(Data entries for graphics)
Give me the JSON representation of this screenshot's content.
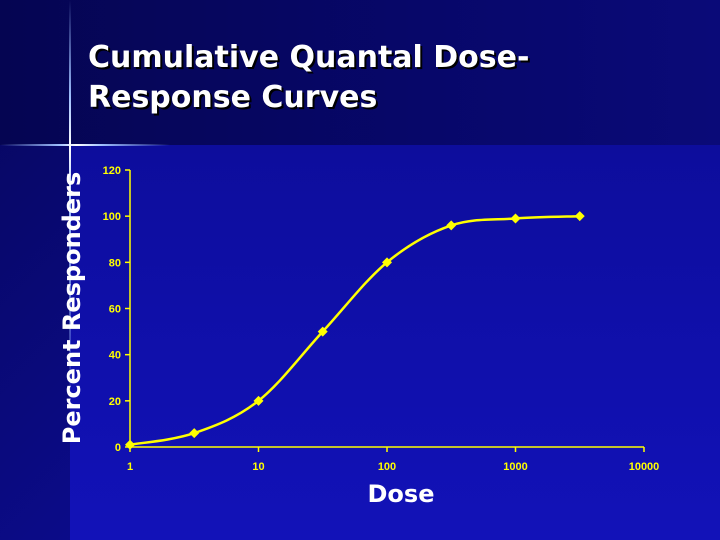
{
  "slide": {
    "title_lines": [
      "Cumulative Quantal Dose-",
      "Response Curves"
    ]
  },
  "colors": {
    "background": "#0a0a7a",
    "series": "#ffff00",
    "axis": "#ffff00",
    "text": "#ffffff"
  },
  "chart_data": {
    "type": "line",
    "title": "",
    "xlabel": "Dose",
    "ylabel": "Percent Responders",
    "xscale": "log",
    "xlim": [
      1,
      10000
    ],
    "ylim": [
      0,
      120
    ],
    "xticks": [
      "1",
      "10",
      "100",
      "1000",
      "10000"
    ],
    "yticks": [
      "0",
      "20",
      "40",
      "60",
      "80",
      "100",
      "120"
    ],
    "grid": false,
    "legend": "none",
    "smooth": true,
    "marker": "diamond",
    "series": [
      {
        "x": [
          1,
          3.16,
          10,
          31.6,
          100,
          316,
          1000,
          3162
        ],
        "y": [
          1,
          6,
          20,
          50,
          80,
          96,
          99,
          100
        ]
      }
    ]
  }
}
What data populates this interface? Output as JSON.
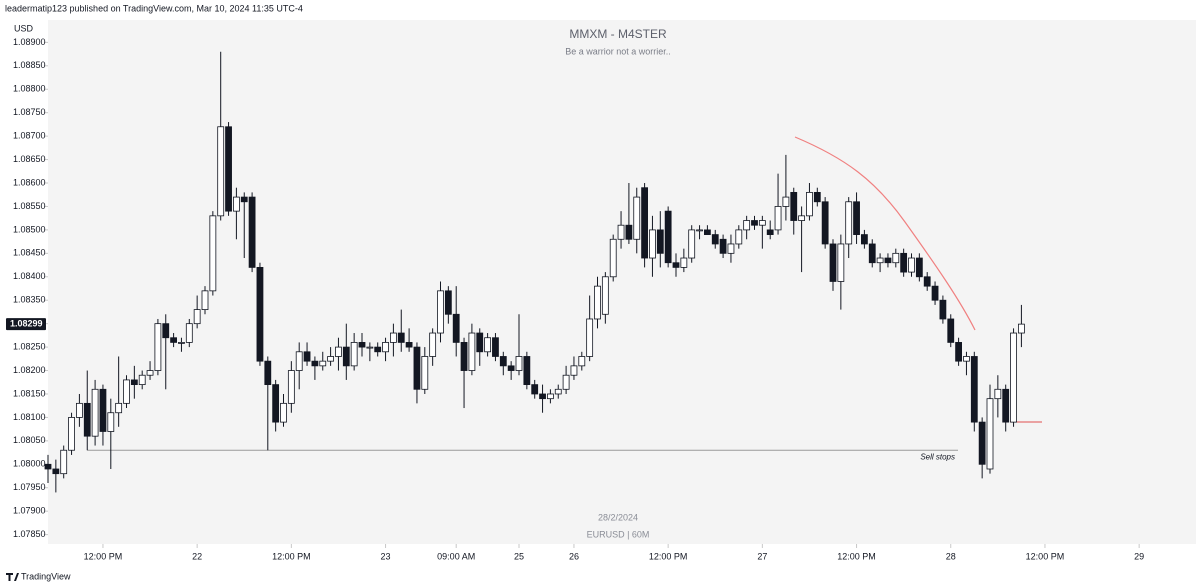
{
  "header": "leadermatip123 published on TradingView.com, Mar 10, 2024 11:35 UTC-4",
  "footer": "TradingView",
  "chart_data": {
    "type": "candlestick",
    "title": "MMXM - M4STER",
    "subtitle": "Be a warrior not a worrier..",
    "watermark_date": "28/2/2024",
    "watermark_symbol": "EURUSD | 60M",
    "currency": "USD",
    "up_color": "#ffffff",
    "down_color": "#131722",
    "last_price": 1.08299,
    "sell_stops": {
      "text": "Sell stops",
      "level": 1.0803
    },
    "ylim": [
      1.0783,
      1.0892
    ],
    "yticks": [
      {
        "value": 1.0785,
        "label": "1.07850"
      },
      {
        "value": 1.079,
        "label": "1.07900"
      },
      {
        "value": 1.0795,
        "label": "1.07950"
      },
      {
        "value": 1.08,
        "label": "1.08000"
      },
      {
        "value": 1.0805,
        "label": "1.08050"
      },
      {
        "value": 1.081,
        "label": "1.08100"
      },
      {
        "value": 1.0815,
        "label": "1.08150"
      },
      {
        "value": 1.082,
        "label": "1.08200"
      },
      {
        "value": 1.0825,
        "label": "1.08250"
      },
      {
        "value": 1.083,
        "label": "1.08300"
      },
      {
        "value": 1.0835,
        "label": "1.08350"
      },
      {
        "value": 1.084,
        "label": "1.08400"
      },
      {
        "value": 1.0845,
        "label": "1.08450"
      },
      {
        "value": 1.085,
        "label": "1.08500"
      },
      {
        "value": 1.0855,
        "label": "1.08550"
      },
      {
        "value": 1.086,
        "label": "1.08600"
      },
      {
        "value": 1.0865,
        "label": "1.08650"
      },
      {
        "value": 1.087,
        "label": "1.08700"
      },
      {
        "value": 1.0875,
        "label": "1.08750"
      },
      {
        "value": 1.088,
        "label": "1.08800"
      },
      {
        "value": 1.0885,
        "label": "1.08850"
      },
      {
        "value": 1.089,
        "label": "1.08900"
      }
    ],
    "categories": [
      null,
      null,
      null,
      null,
      null,
      null,
      null,
      "12:00 PM",
      null,
      null,
      null,
      null,
      null,
      null,
      null,
      null,
      null,
      null,
      null,
      "22",
      null,
      null,
      null,
      null,
      null,
      null,
      null,
      null,
      null,
      null,
      null,
      "12:00 PM",
      null,
      null,
      null,
      null,
      null,
      null,
      null,
      null,
      null,
      null,
      null,
      "23",
      null,
      null,
      null,
      null,
      null,
      null,
      null,
      null,
      "09:00 AM",
      null,
      null,
      null,
      null,
      null,
      null,
      null,
      "25",
      null,
      null,
      null,
      null,
      null,
      null,
      "26",
      null,
      null,
      null,
      null,
      null,
      null,
      null,
      null,
      null,
      null,
      null,
      "12:00 PM",
      null,
      null,
      null,
      null,
      null,
      null,
      null,
      null,
      null,
      null,
      null,
      "27",
      null,
      null,
      null,
      null,
      null,
      null,
      null,
      null,
      null,
      null,
      null,
      "12:00 PM",
      null,
      null,
      null,
      null,
      null,
      null,
      null,
      null,
      null,
      null,
      null,
      "28",
      null,
      null,
      null,
      null,
      null,
      null,
      null,
      null,
      null,
      null,
      null,
      "12:00 PM",
      null,
      null,
      null,
      null,
      null,
      null,
      null,
      null,
      null,
      null,
      null,
      "29"
    ],
    "open": [
      1.08,
      1.0799,
      1.0798,
      1.0803,
      1.081,
      1.0813,
      1.0806,
      1.0816,
      1.0807,
      1.0811,
      1.0813,
      1.0818,
      1.0817,
      1.0819,
      1.082,
      1.083,
      1.0827,
      1.0826,
      1.0826,
      1.083,
      1.0833,
      1.0837,
      1.0853,
      1.0872,
      1.0854,
      1.0857,
      1.0857,
      1.0842,
      1.0822,
      1.0817,
      1.0809,
      1.0813,
      1.082,
      1.0824,
      1.0822,
      1.0821,
      1.0822,
      1.0823,
      1.0825,
      1.0821,
      1.0826,
      1.0825,
      1.0825,
      1.0824,
      1.0826,
      1.0828,
      1.0826,
      1.0825,
      1.0816,
      1.0823,
      1.0828,
      1.0837,
      1.0832,
      1.0826,
      1.082,
      1.0828,
      1.0824,
      1.0827,
      1.0823,
      1.0821,
      1.082,
      1.0823,
      1.0817,
      1.0815,
      1.0814,
      1.0815,
      1.0816,
      1.0819,
      1.0821,
      1.0823,
      1.0831,
      1.0832,
      1.084,
      1.0848,
      1.0851,
      1.0848,
      1.0859,
      1.0844,
      1.085,
      1.0854,
      1.0843,
      1.0842,
      1.0844,
      1.085,
      1.085,
      1.0849,
      1.0848,
      1.0845,
      1.0847,
      1.085,
      1.0852,
      1.0851,
      1.085,
      1.085,
      1.0855,
      1.0858,
      1.0852,
      1.0853,
      1.0858,
      1.0856,
      1.0847,
      1.0839,
      1.0847,
      1.0856,
      1.0849,
      1.0847,
      1.0843,
      1.0844,
      1.0843,
      1.0845,
      1.0841,
      1.0844,
      1.084,
      1.0838,
      1.0835,
      1.0831,
      1.0826,
      1.0822,
      1.0823,
      1.0809,
      1.0799,
      1.0814,
      1.0816,
      1.0809,
      1.0828,
      null,
      null,
      null,
      null,
      null,
      null,
      null,
      null,
      null,
      null,
      null,
      null,
      null,
      null,
      null
    ],
    "high": [
      1.0802,
      1.0801,
      1.0804,
      1.0811,
      1.0815,
      1.082,
      1.0818,
      1.0817,
      1.0814,
      1.0823,
      1.0819,
      1.0821,
      1.082,
      1.0822,
      1.0831,
      1.0832,
      1.0828,
      1.0827,
      1.0831,
      1.0836,
      1.0838,
      1.0854,
      1.0888,
      1.0873,
      1.0859,
      1.0858,
      1.0858,
      1.0843,
      1.0823,
      1.0818,
      1.0815,
      1.0822,
      1.0826,
      1.0826,
      1.0823,
      1.0824,
      1.0825,
      1.0827,
      1.083,
      1.0828,
      1.0828,
      1.0826,
      1.0826,
      1.0827,
      1.083,
      1.0833,
      1.0829,
      1.0826,
      1.0825,
      1.0829,
      1.0839,
      1.0838,
      1.0838,
      1.0827,
      1.083,
      1.0829,
      1.0828,
      1.0828,
      1.0824,
      1.0822,
      1.0832,
      1.0824,
      1.0818,
      1.0817,
      1.0816,
      1.0817,
      1.0821,
      1.0823,
      1.0824,
      1.0836,
      1.084,
      1.0841,
      1.0849,
      1.0854,
      1.086,
      1.0859,
      1.086,
      1.0853,
      1.0854,
      1.0855,
      1.0845,
      1.0846,
      1.0851,
      1.0851,
      1.0851,
      1.085,
      1.0849,
      1.0849,
      1.0851,
      1.0853,
      1.0853,
      1.0853,
      1.0852,
      1.0862,
      1.0866,
      1.0859,
      1.0855,
      1.086,
      1.0859,
      1.0857,
      1.0848,
      1.0849,
      1.0857,
      1.0858,
      1.085,
      1.0848,
      1.0845,
      1.0845,
      1.0846,
      1.0846,
      1.0845,
      1.0845,
      1.0841,
      1.0839,
      1.0836,
      1.0832,
      1.0827,
      1.0824,
      1.0824,
      1.081,
      1.0817,
      1.0819,
      1.0817,
      1.0829,
      1.0834,
      null,
      null,
      null,
      null,
      null,
      null,
      null,
      null,
      null,
      null,
      null,
      null,
      null,
      null,
      null
    ],
    "low": [
      1.0796,
      1.0794,
      1.0797,
      1.0802,
      1.0808,
      1.0803,
      1.0804,
      1.0804,
      1.0799,
      1.0808,
      1.0812,
      1.0814,
      1.0816,
      1.0818,
      1.0819,
      1.0816,
      1.0825,
      1.0824,
      1.0825,
      1.0829,
      1.0832,
      1.0836,
      1.0852,
      1.0853,
      1.0848,
      1.0844,
      1.0841,
      1.0821,
      1.0803,
      1.0807,
      1.0808,
      1.0811,
      1.0816,
      1.0821,
      1.0818,
      1.082,
      1.0821,
      1.082,
      1.0818,
      1.082,
      1.0823,
      1.0822,
      1.0823,
      1.0822,
      1.0823,
      1.0824,
      1.0824,
      1.0813,
      1.0815,
      1.0821,
      1.0826,
      1.083,
      1.0823,
      1.0812,
      1.0819,
      1.0821,
      1.0823,
      1.0822,
      1.0819,
      1.0818,
      1.0819,
      1.0816,
      1.0814,
      1.0811,
      1.0813,
      1.0814,
      1.0815,
      1.0818,
      1.082,
      1.0822,
      1.0829,
      1.083,
      1.0839,
      1.0846,
      1.0847,
      1.0845,
      1.0842,
      1.084,
      1.0842,
      1.0842,
      1.084,
      1.0841,
      1.0843,
      1.0848,
      1.0849,
      1.0846,
      1.0844,
      1.0843,
      1.0846,
      1.0848,
      1.085,
      1.0846,
      1.0848,
      1.0849,
      1.0852,
      1.0849,
      1.0841,
      1.0852,
      1.0855,
      1.0846,
      1.0837,
      1.0833,
      1.0844,
      1.0847,
      1.0846,
      1.0842,
      1.0841,
      1.0842,
      1.0842,
      1.084,
      1.084,
      1.0839,
      1.0837,
      1.0834,
      1.083,
      1.0825,
      1.0821,
      1.0819,
      1.0807,
      1.0797,
      1.0798,
      1.081,
      1.0807,
      1.0808,
      1.0825,
      null,
      null,
      null,
      null,
      null,
      null,
      null,
      null,
      null,
      null,
      null,
      null,
      null,
      null,
      null
    ],
    "close": [
      1.0799,
      1.0798,
      1.0803,
      1.081,
      1.0813,
      1.0806,
      1.0816,
      1.0807,
      1.0811,
      1.0813,
      1.0818,
      1.0817,
      1.0819,
      1.082,
      1.083,
      1.0827,
      1.0826,
      1.0826,
      1.083,
      1.0833,
      1.0837,
      1.0853,
      1.0872,
      1.0854,
      1.0857,
      1.0856,
      1.0842,
      1.0822,
      1.0817,
      1.0809,
      1.0813,
      1.082,
      1.0824,
      1.0822,
      1.0821,
      1.0822,
      1.0823,
      1.0825,
      1.0821,
      1.0826,
      1.0825,
      1.0825,
      1.0824,
      1.0826,
      1.0828,
      1.0826,
      1.0825,
      1.0816,
      1.0823,
      1.0828,
      1.0837,
      1.0832,
      1.0826,
      1.082,
      1.0828,
      1.0824,
      1.0827,
      1.0823,
      1.0821,
      1.082,
      1.0823,
      1.0817,
      1.0815,
      1.0814,
      1.0815,
      1.0816,
      1.0819,
      1.0821,
      1.0823,
      1.0831,
      1.0838,
      1.084,
      1.0848,
      1.0851,
      1.0848,
      1.0857,
      1.0844,
      1.085,
      1.0845,
      1.0843,
      1.0842,
      1.0844,
      1.085,
      1.085,
      1.0849,
      1.0847,
      1.0845,
      1.0847,
      1.085,
      1.0852,
      1.0851,
      1.0852,
      1.0849,
      1.0855,
      1.0857,
      1.0852,
      1.0853,
      1.0858,
      1.0856,
      1.0847,
      1.0839,
      1.0847,
      1.0856,
      1.0849,
      1.0847,
      1.0843,
      1.0844,
      1.0843,
      1.0845,
      1.0841,
      1.0844,
      1.084,
      1.0838,
      1.0835,
      1.0831,
      1.0826,
      1.0822,
      1.0823,
      1.0809,
      1.08,
      1.0814,
      1.0816,
      1.0809,
      1.0828,
      1.08299,
      null,
      null,
      null,
      null,
      null,
      null,
      null,
      null,
      null,
      null,
      null,
      null,
      null,
      null,
      null
    ]
  }
}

**Task to carry out:** Copy each line of the listing in which the word "this" can be found.

**The solution:**
Give me the JSON representation of this screenshot's content.
What data populates this interface? Output as JSON.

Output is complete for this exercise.